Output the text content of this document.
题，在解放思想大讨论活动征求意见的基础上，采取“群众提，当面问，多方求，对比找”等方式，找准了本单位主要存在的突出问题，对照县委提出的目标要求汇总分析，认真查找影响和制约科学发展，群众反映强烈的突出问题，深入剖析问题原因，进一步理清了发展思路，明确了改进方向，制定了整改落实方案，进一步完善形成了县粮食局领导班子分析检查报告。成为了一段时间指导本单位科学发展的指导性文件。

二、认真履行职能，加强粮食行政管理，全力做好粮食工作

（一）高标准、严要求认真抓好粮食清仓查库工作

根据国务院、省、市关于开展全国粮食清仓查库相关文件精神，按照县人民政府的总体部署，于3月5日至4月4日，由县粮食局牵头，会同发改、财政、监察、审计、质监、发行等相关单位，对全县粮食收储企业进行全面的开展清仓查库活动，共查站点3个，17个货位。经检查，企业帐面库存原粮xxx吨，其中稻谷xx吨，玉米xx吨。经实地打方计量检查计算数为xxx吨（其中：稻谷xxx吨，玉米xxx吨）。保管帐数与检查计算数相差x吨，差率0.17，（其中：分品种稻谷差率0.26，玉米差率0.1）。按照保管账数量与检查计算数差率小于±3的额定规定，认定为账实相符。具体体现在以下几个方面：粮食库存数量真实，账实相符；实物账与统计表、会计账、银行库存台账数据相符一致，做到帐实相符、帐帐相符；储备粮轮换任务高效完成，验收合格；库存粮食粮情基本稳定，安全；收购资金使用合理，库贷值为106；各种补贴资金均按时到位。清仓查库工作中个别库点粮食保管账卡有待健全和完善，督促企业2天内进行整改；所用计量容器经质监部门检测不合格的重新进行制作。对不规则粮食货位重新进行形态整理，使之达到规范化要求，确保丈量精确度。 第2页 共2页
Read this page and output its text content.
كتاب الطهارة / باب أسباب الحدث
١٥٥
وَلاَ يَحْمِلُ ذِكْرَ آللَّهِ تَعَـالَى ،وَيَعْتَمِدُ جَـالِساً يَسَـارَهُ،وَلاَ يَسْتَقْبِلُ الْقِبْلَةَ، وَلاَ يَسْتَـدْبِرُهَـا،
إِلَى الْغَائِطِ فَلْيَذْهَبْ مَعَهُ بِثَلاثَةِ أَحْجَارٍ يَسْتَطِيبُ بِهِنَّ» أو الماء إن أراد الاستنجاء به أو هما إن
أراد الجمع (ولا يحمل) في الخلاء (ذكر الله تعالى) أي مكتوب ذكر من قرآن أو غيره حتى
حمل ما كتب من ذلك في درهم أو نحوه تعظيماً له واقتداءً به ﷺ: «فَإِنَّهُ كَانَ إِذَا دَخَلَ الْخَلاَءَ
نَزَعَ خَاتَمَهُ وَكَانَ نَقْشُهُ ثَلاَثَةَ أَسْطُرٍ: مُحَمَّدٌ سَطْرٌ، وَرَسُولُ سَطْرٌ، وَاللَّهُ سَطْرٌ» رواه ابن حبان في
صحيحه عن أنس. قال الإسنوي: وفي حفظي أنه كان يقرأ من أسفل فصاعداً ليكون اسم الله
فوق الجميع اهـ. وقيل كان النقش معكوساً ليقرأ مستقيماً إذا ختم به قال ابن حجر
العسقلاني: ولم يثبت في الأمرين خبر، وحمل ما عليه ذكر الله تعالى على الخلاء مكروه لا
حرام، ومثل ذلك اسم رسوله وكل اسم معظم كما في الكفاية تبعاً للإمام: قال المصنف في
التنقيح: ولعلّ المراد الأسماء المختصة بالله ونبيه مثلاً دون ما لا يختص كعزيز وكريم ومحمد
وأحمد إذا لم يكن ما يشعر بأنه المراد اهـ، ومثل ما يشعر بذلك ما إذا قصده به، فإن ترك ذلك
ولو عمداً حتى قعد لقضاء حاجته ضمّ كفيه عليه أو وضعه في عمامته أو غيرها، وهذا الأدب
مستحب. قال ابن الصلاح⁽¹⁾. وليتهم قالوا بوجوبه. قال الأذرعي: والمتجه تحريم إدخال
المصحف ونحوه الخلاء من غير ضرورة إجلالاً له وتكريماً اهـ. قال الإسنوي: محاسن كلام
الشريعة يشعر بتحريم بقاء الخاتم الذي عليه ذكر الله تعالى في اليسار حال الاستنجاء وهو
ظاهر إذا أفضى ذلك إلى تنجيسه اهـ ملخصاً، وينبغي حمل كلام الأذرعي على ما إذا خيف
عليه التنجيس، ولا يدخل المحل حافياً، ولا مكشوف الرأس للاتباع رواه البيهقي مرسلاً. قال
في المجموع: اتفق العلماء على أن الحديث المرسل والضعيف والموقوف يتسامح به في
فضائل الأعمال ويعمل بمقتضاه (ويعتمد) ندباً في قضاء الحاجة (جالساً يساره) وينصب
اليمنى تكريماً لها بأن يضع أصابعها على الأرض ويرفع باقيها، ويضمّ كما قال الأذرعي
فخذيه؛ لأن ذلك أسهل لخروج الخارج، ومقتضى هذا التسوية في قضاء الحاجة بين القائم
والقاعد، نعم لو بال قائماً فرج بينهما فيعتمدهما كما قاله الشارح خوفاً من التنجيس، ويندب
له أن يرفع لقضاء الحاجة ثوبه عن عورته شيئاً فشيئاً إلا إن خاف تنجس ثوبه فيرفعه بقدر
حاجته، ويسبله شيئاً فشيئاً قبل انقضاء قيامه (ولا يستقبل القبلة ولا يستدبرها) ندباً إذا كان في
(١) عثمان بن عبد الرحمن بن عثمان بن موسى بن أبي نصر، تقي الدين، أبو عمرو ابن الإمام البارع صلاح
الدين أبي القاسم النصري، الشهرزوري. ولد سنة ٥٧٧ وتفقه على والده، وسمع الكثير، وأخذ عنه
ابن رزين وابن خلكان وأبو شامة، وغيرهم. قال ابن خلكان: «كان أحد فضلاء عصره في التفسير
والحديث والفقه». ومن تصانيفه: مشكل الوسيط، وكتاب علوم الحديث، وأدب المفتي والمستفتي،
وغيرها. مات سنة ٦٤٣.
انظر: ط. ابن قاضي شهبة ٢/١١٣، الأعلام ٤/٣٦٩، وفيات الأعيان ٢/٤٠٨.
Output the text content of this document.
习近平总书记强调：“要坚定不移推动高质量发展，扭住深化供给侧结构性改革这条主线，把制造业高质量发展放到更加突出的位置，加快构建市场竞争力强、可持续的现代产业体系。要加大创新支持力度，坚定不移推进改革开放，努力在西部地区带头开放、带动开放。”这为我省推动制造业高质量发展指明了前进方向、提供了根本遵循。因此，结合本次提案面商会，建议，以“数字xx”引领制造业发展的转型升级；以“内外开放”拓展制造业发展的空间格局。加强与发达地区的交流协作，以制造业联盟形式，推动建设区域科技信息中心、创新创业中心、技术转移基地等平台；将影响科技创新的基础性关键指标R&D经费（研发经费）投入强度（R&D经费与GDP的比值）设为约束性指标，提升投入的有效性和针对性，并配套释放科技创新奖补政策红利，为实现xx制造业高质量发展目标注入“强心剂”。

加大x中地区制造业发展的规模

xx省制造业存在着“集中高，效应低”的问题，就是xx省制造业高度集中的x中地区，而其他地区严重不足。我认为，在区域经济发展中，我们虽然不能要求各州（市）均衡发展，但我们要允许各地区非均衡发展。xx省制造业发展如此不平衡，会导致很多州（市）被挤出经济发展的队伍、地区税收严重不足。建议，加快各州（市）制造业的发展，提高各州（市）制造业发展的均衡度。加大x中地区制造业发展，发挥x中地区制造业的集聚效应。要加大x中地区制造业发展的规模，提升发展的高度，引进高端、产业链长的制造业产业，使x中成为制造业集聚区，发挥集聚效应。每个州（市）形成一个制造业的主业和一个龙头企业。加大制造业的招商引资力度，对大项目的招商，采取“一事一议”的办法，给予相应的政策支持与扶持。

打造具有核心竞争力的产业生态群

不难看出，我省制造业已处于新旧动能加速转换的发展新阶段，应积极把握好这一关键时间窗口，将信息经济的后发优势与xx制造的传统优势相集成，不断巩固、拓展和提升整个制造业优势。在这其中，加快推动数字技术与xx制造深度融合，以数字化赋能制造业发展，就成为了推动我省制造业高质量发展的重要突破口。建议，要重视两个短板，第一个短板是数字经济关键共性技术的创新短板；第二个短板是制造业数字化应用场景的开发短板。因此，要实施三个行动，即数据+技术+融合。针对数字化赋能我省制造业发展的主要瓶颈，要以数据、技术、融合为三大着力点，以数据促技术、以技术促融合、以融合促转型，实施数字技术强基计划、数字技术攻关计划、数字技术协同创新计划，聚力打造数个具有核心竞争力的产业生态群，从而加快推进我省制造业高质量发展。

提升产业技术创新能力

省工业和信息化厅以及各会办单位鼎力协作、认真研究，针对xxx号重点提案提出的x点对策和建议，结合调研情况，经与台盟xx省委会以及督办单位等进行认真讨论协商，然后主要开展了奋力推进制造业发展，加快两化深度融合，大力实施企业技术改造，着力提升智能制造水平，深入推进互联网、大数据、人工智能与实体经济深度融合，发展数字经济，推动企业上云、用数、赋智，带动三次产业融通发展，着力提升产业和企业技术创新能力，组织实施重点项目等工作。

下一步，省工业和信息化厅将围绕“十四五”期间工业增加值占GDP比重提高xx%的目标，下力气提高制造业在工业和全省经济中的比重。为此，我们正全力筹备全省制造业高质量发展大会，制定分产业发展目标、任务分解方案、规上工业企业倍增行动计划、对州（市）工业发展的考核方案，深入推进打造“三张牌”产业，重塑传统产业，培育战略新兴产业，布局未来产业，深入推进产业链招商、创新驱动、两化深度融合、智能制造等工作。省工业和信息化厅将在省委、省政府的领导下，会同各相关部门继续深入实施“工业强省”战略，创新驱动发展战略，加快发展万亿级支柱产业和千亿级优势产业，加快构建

═══

Given task: From the data above, copy each line that holds "ومثل".

Response:
حرام، ومثل ذلك اسم رسوله وكل اسم معظم كما في الكفاية تبعاً للإمام: قال المصنف في
وأحمد إذا لم يكن ما يشعر بأنه المراد اهـ، ومثل ما يشعر بذلك ما إذا قصده به، فإن ترك ذلك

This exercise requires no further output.